Print the listing as it stands, omitting all images.

------------------------------------

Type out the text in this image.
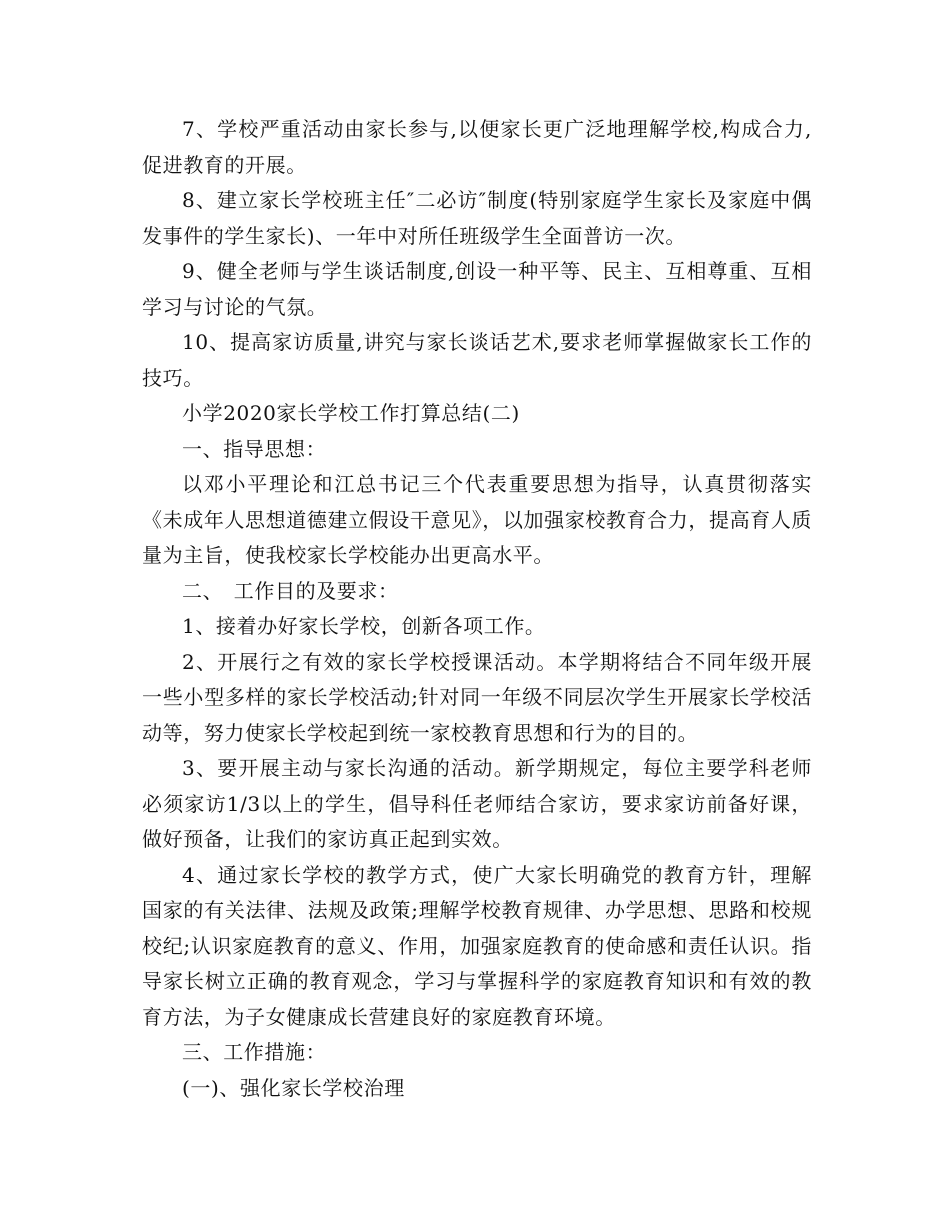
7、学校严重活动由家长参与,以便家长更广泛地理解学校,构成合力,促进教育的开展。

8、建立家长学校班主任″二必访″制度(特别家庭学生家长及家庭中偶发事件的学生家长)、一年中对所任班级学生全面普访一次。

9、健全老师与学生谈话制度,创设一种平等、民主、互相尊重、互相学习与讨论的气氛。

10、提高家访质量,讲究与家长谈话艺术,要求老师掌握做家长工作的技巧。

小学2020家长学校工作打算总结(二)

一、指导思想：

以邓小平理论和江总书记三个代表重要思想为指导，认真贯彻落实《未成年人思想道德建立假设干意见》，以加强家校教育合力，提高育人质量为主旨，使我校家长学校能办出更高水平。

二、　工作目的及要求：

1、接着办好家长学校，创新各项工作。

2、开展行之有效的家长学校授课活动。本学期将结合不同年级开展一些小型多样的家长学校活动;针对同一年级不同层次学生开展家长学校活动等，努力使家长学校起到统一家校教育思想和行为的目的。

3、要开展主动与家长沟通的活动。新学期规定，每位主要学科老师必须家访1/3以上的学生，倡导科任老师结合家访，要求家访前备好课，做好预备，让我们的家访真正起到实效。

4、通过家长学校的教学方式，使广大家长明确党的教育方针，理解国家的有关法律、法规及政策;理解学校教育规律、办学思想、思路和校规校纪;认识家庭教育的意义、作用，加强家庭教育的使命感和责任认识。指导家长树立正确的教育观念，学习与掌握科学的家庭教育知识和有效的教育方法，为子女健康成长营建良好的家庭教育环境。

三、工作措施：

(一)、强化家长学校治理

------------------------------------

Response:
Type out the text in this image.
7、学校严重活动由家长参与,以便家长更广泛地理解学校,构成合力,促进教育的开展。

8、建立家长学校班主任″二必访″制度(特别家庭学生家长及家庭中偶发事件的学生家长)、一年中对所任班级学生全面普访一次。

9、健全老师与学生谈话制度,创设一种平等、民主、互相尊重、互相学习与讨论的气氛。

10、提高家访质量,讲究与家长谈话艺术,要求老师掌握做家长工作的技巧。

小学2020家长学校工作打算总结(二)

一、指导思想：

以邓小平理论和江总书记三个代表重要思想为指导，认真贯彻落实《未成年人思想道德建立假设干意见》，以加强家校教育合力，提高育人质量为主旨，使我校家长学校能办出更高水平。

二、　工作目的及要求：

1、接着办好家长学校，创新各项工作。

2、开展行之有效的家长学校授课活动。本学期将结合不同年级开展一些小型多样的家长学校活动;针对同一年级不同层次学生开展家长学校活动等，努力使家长学校起到统一家校教育思想和行为的目的。

3、要开展主动与家长沟通的活动。新学期规定，每位主要学科老师必须家访1/3以上的学生，倡导科任老师结合家访，要求家访前备好课，做好预备，让我们的家访真正起到实效。

4、通过家长学校的教学方式，使广大家长明确党的教育方针，理解国家的有关法律、法规及政策;理解学校教育规律、办学思想、思路和校规校纪;认识家庭教育的意义、作用，加强家庭教育的使命感和责任认识。指导家长树立正确的教育观念，学习与掌握科学的家庭教育知识和有效的教育方法，为子女健康成长营建良好的家庭教育环境。

三、工作措施：

(一)、强化家长学校治理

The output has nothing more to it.